■ **Exercise brief**: Look for the string "ylabel" in the lines and copy each line that has it.

++++++++++++++++++++

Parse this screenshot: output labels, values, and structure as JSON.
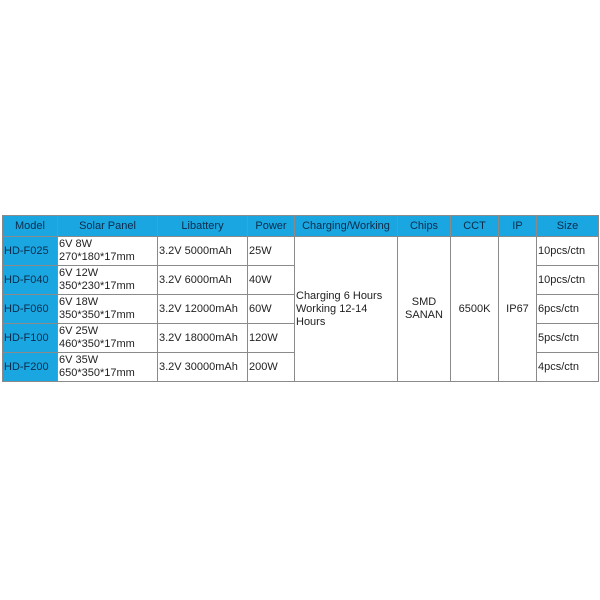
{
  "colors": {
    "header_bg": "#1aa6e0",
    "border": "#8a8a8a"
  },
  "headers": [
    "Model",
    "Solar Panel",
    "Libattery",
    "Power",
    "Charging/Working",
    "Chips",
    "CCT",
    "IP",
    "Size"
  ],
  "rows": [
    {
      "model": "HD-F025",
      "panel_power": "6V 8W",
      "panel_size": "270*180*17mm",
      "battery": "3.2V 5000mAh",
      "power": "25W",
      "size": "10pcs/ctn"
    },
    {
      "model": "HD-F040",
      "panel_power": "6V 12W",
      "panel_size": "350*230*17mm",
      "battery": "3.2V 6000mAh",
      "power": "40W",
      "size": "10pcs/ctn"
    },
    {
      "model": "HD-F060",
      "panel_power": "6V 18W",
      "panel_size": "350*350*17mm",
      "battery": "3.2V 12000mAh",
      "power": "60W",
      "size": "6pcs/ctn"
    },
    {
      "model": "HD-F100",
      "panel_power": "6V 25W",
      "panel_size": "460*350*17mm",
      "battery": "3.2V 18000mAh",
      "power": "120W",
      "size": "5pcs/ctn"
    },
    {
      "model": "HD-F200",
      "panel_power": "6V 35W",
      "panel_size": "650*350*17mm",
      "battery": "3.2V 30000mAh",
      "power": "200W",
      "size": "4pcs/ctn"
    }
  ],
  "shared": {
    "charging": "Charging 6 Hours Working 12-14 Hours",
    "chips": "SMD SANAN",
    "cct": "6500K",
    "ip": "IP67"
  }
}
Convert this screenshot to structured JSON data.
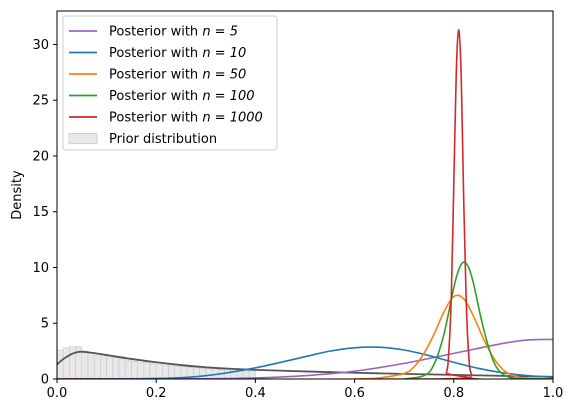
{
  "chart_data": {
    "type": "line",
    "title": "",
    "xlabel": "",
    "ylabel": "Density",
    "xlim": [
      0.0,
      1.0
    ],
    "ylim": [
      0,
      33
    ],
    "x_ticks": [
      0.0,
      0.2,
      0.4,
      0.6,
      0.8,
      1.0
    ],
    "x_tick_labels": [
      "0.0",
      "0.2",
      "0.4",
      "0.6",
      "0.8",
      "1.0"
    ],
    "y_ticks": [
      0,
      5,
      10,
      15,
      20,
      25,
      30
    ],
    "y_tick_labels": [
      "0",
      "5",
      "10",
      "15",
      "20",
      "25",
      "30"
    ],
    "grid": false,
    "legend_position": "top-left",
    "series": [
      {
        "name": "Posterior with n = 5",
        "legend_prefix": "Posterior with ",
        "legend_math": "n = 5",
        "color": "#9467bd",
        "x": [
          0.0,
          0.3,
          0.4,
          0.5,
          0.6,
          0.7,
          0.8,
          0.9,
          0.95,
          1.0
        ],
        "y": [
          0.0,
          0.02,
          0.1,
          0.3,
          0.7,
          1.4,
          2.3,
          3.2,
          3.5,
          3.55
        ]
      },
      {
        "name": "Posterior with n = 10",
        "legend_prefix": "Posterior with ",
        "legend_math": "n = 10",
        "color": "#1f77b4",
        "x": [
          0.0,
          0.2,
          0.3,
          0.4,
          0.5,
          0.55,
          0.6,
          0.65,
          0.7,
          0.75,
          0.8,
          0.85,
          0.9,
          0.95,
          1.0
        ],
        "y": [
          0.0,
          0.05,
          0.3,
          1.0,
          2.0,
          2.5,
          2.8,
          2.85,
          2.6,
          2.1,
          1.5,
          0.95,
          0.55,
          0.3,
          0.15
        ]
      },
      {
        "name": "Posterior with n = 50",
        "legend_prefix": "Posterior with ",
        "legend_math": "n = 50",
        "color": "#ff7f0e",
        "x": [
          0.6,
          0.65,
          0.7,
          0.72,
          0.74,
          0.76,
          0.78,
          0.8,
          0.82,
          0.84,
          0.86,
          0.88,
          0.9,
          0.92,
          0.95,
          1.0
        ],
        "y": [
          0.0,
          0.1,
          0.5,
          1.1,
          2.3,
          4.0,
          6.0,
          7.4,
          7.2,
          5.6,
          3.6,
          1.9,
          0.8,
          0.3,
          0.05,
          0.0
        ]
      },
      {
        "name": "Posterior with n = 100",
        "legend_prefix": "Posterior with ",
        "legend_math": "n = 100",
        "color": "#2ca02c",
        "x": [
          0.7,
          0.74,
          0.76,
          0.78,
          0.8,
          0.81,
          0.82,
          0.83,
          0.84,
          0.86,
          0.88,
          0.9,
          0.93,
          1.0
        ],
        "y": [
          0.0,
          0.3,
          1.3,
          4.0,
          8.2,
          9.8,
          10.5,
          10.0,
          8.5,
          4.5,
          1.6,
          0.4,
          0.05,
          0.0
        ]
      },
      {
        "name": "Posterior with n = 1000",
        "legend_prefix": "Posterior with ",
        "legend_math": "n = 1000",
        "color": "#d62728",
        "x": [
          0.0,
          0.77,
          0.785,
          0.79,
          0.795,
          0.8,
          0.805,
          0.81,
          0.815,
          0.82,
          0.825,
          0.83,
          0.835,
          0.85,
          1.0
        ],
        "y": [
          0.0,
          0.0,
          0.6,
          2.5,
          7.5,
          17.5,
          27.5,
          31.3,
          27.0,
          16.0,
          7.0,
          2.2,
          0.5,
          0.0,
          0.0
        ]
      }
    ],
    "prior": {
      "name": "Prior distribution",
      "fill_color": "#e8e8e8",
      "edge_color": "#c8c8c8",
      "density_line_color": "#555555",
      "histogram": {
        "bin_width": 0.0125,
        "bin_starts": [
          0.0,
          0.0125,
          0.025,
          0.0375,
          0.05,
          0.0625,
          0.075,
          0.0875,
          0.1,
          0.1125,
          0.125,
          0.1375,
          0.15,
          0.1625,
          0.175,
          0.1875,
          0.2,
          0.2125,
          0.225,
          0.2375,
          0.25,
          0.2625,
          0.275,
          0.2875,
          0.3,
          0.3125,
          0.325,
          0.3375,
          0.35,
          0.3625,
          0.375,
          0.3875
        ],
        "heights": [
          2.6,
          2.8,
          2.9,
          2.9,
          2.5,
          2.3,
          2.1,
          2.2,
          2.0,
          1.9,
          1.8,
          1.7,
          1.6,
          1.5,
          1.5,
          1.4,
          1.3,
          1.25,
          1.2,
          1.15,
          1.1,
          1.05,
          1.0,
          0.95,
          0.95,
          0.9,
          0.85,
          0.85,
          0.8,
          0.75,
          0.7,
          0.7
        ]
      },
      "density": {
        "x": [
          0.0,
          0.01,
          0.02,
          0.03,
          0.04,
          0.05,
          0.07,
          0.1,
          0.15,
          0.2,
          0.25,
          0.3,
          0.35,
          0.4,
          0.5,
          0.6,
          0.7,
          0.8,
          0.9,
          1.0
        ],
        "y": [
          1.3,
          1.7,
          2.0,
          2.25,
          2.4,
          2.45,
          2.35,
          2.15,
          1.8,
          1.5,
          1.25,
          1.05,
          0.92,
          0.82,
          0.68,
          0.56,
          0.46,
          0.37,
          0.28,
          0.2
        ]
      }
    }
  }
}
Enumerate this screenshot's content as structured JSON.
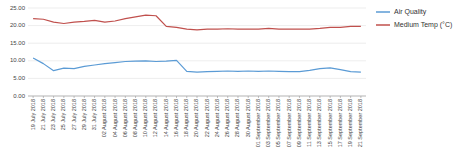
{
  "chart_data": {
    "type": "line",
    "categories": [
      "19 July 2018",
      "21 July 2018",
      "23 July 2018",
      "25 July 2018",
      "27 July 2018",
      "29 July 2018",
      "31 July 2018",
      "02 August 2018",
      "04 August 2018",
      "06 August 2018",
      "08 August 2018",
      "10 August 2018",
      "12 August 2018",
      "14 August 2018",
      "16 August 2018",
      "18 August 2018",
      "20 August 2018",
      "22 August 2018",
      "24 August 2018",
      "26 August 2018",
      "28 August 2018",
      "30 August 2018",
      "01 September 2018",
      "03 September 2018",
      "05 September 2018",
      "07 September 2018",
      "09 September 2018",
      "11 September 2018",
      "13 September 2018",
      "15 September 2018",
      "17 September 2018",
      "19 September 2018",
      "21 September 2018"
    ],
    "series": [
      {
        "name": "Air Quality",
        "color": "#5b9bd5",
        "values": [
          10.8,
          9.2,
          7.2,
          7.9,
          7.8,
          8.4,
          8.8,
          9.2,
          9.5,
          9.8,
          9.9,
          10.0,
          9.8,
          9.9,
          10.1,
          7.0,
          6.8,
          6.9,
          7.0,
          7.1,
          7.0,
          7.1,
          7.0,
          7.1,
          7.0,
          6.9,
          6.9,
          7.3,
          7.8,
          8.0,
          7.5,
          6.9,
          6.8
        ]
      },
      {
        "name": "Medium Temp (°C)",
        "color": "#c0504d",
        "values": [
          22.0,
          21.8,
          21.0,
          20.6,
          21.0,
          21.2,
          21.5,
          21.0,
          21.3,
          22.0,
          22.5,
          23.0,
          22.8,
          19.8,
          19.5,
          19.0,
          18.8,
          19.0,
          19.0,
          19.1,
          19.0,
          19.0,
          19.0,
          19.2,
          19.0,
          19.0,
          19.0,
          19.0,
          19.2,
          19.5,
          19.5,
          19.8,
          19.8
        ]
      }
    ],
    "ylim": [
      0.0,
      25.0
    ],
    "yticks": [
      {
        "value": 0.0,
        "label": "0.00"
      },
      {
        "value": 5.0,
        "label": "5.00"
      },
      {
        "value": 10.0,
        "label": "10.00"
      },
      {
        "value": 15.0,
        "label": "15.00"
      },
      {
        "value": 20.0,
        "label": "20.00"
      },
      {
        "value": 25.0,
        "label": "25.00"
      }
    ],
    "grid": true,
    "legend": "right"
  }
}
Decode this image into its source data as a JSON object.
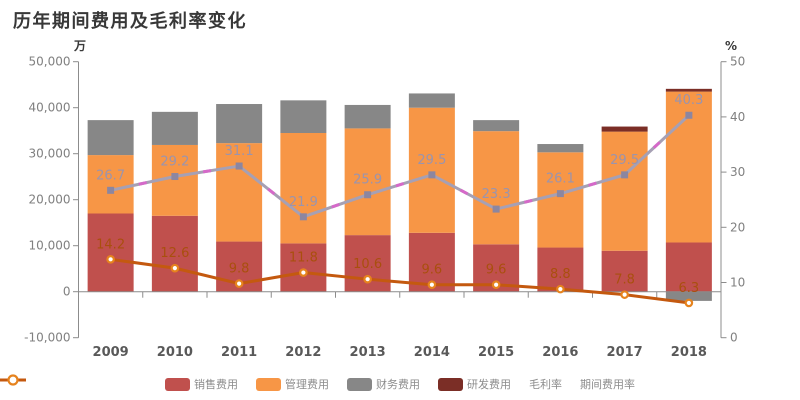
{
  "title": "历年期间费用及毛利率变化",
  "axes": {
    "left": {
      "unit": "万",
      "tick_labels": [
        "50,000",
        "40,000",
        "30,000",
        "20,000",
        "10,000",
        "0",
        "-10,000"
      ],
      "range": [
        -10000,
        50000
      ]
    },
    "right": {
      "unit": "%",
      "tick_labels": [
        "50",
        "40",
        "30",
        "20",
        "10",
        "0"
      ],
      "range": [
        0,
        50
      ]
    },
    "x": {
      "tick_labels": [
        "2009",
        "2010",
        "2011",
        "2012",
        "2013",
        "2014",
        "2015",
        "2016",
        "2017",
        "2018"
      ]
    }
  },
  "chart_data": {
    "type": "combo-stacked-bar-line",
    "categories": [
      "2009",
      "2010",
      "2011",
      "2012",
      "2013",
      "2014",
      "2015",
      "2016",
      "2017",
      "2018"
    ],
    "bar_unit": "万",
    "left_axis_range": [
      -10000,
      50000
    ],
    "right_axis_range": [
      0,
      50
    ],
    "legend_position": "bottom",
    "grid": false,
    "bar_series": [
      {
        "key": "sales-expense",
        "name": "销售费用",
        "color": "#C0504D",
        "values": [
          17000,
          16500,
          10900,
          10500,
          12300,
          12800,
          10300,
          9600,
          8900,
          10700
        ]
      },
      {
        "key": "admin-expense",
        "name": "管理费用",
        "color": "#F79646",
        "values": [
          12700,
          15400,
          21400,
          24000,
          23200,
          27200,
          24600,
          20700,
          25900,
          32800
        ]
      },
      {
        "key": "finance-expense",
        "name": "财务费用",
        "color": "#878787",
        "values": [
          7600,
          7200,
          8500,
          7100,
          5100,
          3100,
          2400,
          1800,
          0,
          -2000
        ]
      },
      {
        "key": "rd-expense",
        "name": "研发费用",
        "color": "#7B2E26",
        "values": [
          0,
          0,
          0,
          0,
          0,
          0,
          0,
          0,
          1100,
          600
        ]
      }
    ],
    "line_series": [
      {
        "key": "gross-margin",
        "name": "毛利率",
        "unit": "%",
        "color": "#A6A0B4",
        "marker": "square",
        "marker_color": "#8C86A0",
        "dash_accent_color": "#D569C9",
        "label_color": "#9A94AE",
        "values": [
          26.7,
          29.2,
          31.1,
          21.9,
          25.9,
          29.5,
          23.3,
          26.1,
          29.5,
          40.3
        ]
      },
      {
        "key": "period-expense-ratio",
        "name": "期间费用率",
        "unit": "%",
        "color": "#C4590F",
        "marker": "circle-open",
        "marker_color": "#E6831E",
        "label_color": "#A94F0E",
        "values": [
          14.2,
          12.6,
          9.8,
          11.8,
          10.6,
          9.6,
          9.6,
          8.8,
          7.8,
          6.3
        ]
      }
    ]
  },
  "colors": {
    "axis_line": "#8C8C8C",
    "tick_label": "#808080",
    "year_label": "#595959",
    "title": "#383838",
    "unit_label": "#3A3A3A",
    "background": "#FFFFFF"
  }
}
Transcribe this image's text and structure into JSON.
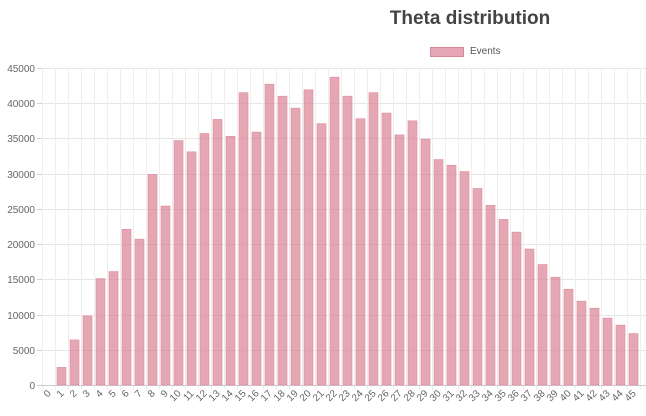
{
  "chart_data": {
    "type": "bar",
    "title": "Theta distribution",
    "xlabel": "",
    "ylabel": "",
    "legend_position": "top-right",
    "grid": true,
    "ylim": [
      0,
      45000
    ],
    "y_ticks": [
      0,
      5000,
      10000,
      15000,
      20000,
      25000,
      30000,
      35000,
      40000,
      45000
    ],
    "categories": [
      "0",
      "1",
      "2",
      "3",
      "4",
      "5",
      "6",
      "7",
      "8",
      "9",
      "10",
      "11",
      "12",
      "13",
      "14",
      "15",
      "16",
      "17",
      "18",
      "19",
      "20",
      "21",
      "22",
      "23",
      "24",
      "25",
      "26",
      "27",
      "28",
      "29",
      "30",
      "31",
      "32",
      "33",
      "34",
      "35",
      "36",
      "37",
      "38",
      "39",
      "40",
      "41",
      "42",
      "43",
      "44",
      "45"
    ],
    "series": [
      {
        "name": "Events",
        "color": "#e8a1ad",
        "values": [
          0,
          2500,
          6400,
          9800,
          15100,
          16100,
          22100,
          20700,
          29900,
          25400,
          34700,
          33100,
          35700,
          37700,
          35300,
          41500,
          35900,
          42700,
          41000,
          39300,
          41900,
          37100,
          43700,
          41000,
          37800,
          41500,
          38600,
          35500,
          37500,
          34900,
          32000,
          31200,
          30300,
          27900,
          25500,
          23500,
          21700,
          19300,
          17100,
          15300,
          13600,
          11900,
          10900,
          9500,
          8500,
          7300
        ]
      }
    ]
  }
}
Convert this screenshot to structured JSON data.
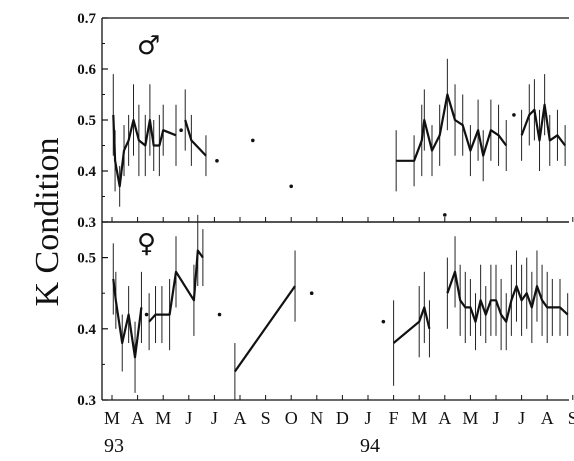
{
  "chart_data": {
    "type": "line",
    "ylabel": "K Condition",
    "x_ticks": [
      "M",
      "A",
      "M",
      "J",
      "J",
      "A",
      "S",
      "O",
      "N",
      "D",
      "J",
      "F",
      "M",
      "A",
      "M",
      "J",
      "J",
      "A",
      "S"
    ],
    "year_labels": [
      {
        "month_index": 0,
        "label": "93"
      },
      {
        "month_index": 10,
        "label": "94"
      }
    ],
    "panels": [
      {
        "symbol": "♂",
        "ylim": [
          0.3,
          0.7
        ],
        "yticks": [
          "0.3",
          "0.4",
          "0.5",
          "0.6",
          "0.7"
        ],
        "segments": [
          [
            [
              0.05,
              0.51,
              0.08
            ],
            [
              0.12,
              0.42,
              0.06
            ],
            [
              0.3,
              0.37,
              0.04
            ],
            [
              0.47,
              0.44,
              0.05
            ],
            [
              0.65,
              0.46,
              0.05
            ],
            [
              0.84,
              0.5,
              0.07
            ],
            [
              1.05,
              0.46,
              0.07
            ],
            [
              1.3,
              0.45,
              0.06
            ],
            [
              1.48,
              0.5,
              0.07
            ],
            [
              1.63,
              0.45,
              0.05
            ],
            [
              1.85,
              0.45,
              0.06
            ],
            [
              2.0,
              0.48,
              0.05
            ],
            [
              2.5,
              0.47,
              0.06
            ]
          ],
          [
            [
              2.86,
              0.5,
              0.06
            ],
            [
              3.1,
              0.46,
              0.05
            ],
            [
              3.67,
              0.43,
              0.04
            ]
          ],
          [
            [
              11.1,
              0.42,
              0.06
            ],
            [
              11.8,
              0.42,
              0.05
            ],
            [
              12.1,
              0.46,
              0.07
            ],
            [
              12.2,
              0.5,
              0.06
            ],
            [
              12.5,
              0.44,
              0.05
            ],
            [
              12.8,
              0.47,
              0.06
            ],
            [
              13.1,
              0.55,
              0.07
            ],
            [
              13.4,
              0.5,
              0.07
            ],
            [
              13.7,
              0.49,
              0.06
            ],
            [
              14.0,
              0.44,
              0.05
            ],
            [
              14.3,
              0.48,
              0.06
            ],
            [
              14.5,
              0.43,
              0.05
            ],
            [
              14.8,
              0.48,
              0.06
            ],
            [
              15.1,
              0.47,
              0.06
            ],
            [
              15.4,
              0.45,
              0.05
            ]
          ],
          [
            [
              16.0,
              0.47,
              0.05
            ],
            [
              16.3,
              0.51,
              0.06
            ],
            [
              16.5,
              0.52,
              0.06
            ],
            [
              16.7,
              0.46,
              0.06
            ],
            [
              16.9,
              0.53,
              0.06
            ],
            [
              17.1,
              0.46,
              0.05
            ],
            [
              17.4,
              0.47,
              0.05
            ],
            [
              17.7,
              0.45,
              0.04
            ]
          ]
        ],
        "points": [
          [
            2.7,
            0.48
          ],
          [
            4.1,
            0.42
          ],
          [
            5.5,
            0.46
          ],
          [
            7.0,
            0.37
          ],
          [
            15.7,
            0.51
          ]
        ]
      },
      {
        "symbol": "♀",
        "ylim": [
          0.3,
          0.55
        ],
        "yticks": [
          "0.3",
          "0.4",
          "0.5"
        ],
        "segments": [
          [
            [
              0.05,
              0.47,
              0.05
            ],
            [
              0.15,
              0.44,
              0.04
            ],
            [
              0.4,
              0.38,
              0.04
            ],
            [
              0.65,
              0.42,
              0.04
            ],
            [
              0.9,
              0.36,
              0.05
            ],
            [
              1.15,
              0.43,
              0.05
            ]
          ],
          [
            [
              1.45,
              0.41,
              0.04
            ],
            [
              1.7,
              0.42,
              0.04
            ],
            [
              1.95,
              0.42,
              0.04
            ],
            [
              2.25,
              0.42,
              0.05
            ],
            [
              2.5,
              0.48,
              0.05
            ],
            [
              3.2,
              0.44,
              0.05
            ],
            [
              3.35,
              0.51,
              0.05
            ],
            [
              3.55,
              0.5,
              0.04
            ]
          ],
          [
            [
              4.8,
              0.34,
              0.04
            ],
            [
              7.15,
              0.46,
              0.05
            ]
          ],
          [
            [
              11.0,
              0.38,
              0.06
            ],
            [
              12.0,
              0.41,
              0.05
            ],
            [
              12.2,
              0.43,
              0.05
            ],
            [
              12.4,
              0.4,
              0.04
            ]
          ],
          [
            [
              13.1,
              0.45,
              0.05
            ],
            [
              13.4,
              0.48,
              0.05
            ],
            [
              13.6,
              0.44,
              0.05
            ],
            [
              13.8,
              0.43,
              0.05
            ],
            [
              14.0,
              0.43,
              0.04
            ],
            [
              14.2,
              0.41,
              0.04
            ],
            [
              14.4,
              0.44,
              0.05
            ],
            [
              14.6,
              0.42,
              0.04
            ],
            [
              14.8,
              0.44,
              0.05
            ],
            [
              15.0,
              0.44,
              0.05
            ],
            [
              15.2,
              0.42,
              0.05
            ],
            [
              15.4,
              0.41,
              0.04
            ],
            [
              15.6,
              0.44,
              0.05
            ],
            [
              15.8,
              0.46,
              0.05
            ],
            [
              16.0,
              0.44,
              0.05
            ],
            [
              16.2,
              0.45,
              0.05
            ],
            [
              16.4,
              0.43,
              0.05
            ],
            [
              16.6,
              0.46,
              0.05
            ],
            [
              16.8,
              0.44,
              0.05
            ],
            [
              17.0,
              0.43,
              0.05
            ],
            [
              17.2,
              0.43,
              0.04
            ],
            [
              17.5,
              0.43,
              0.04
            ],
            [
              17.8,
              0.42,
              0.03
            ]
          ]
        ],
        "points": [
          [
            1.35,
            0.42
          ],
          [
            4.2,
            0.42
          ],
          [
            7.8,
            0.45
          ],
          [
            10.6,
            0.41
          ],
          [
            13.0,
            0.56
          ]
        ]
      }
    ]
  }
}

++++++++++++++++++++

■ **Completed task**:
    "ylabel": "Density",
    "ylabel": "",
    "ylabel": "K Condition",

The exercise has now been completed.